(Dataset entries on figures)
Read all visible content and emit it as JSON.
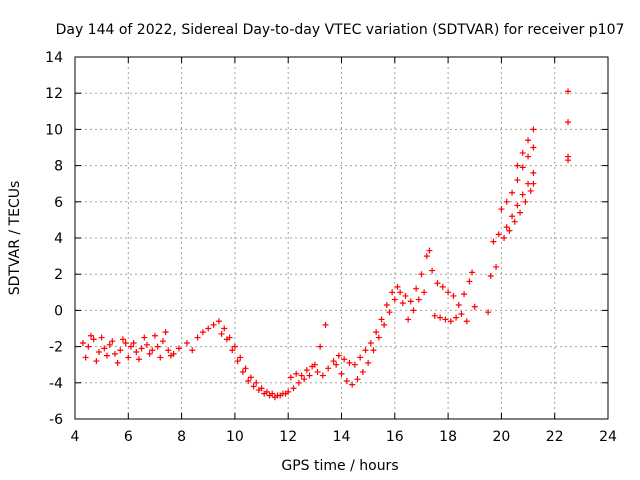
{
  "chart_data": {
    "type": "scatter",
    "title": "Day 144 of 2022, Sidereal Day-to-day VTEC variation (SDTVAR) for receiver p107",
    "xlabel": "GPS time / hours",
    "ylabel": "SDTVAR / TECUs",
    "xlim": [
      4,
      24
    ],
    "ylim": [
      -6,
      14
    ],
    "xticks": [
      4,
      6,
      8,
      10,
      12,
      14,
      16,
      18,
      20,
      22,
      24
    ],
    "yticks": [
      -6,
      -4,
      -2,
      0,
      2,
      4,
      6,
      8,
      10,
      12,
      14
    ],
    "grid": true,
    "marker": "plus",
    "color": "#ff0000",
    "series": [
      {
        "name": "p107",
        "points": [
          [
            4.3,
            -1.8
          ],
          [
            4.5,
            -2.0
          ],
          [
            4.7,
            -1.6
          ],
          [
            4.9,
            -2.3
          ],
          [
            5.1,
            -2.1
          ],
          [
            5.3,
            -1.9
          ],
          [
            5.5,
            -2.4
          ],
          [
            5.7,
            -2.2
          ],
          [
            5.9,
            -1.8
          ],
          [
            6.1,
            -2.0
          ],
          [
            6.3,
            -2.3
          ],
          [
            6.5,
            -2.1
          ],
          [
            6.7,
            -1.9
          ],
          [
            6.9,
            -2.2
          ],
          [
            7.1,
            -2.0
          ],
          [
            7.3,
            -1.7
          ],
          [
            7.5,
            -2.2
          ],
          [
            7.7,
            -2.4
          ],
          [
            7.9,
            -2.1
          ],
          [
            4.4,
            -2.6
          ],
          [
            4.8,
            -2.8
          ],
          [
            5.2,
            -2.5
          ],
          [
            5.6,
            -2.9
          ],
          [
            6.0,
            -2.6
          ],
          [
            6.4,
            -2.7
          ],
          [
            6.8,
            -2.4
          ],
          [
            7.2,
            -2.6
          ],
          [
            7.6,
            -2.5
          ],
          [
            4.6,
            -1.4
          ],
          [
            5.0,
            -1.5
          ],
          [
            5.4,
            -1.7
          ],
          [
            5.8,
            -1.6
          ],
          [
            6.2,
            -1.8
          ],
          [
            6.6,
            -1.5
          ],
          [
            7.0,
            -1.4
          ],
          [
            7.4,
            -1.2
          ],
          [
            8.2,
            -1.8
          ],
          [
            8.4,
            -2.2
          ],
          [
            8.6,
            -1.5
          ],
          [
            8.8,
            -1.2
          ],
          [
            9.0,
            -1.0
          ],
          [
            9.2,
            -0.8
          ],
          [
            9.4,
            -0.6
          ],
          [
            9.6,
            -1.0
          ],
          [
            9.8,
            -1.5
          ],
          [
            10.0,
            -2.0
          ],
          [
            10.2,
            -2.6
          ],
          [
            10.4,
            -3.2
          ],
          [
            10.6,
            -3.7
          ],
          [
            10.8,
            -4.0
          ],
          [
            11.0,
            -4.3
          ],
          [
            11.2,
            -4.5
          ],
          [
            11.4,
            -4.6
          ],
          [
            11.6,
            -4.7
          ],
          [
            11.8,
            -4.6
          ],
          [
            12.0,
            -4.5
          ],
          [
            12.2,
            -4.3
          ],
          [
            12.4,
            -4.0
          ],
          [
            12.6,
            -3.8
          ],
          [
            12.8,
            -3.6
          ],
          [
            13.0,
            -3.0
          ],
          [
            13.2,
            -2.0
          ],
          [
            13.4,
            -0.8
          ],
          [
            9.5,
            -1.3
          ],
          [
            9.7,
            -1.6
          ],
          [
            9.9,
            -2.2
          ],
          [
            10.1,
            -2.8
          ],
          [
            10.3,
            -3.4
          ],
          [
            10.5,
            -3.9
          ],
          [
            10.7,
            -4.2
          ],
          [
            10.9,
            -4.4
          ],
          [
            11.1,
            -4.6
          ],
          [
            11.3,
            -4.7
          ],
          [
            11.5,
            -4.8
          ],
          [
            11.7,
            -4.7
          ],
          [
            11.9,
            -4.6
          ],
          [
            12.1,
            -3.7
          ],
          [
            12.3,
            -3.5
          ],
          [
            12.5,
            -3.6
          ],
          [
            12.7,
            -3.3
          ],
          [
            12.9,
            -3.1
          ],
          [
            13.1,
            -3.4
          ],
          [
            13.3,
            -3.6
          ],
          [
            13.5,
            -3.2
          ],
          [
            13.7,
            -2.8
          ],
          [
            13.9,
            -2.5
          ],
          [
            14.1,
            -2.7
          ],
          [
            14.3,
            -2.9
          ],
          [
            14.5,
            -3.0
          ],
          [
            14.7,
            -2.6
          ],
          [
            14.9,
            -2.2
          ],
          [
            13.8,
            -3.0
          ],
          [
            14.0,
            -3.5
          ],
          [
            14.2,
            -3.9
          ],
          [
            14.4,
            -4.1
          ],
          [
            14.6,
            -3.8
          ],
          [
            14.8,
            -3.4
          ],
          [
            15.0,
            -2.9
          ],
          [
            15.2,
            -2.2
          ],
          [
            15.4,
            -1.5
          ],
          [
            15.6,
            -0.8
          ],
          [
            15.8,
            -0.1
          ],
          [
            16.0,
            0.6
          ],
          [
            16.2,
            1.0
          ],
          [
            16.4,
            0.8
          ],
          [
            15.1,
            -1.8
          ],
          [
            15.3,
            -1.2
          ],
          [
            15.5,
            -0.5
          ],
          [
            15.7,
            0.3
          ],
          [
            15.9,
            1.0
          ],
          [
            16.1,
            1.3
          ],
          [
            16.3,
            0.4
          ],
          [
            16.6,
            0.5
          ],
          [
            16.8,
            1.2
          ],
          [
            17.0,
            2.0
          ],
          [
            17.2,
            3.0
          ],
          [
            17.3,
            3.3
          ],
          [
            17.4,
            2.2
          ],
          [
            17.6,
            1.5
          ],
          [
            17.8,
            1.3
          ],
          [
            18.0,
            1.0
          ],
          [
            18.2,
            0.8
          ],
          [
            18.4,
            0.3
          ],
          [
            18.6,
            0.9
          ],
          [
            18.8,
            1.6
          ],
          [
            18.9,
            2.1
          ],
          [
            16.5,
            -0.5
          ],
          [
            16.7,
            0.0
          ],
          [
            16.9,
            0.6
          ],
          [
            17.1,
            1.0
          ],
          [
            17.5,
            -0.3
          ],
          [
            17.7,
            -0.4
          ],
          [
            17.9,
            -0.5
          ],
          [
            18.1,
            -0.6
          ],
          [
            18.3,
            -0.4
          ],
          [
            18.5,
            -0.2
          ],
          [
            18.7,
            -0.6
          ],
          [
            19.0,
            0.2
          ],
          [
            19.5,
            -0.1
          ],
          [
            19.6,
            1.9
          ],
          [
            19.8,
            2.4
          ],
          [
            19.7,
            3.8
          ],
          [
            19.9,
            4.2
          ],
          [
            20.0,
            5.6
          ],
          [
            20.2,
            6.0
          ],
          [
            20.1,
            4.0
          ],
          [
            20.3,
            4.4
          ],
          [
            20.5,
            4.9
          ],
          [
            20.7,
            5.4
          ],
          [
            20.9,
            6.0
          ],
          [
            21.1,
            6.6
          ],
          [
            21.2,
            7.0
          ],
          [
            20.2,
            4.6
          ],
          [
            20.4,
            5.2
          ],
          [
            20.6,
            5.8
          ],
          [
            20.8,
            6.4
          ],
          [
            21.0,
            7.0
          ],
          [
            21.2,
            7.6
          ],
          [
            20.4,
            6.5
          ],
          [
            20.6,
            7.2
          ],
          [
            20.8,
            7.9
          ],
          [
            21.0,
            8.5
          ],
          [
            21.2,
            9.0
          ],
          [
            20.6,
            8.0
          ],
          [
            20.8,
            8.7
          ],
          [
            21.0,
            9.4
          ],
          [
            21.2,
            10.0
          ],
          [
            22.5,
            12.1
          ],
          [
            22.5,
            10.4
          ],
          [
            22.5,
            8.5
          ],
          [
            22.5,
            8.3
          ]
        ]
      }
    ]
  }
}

*PROBLEM DETAILS*. Copy every line from the entries that contains the word "SDTVAR".

*TASK OUTPUT*.
    "title": "Day 144 of 2022, Sidereal Day-to-day VTEC variation (SDTVAR) for receiver p107",
    "ylabel": "SDTVAR / TECUs",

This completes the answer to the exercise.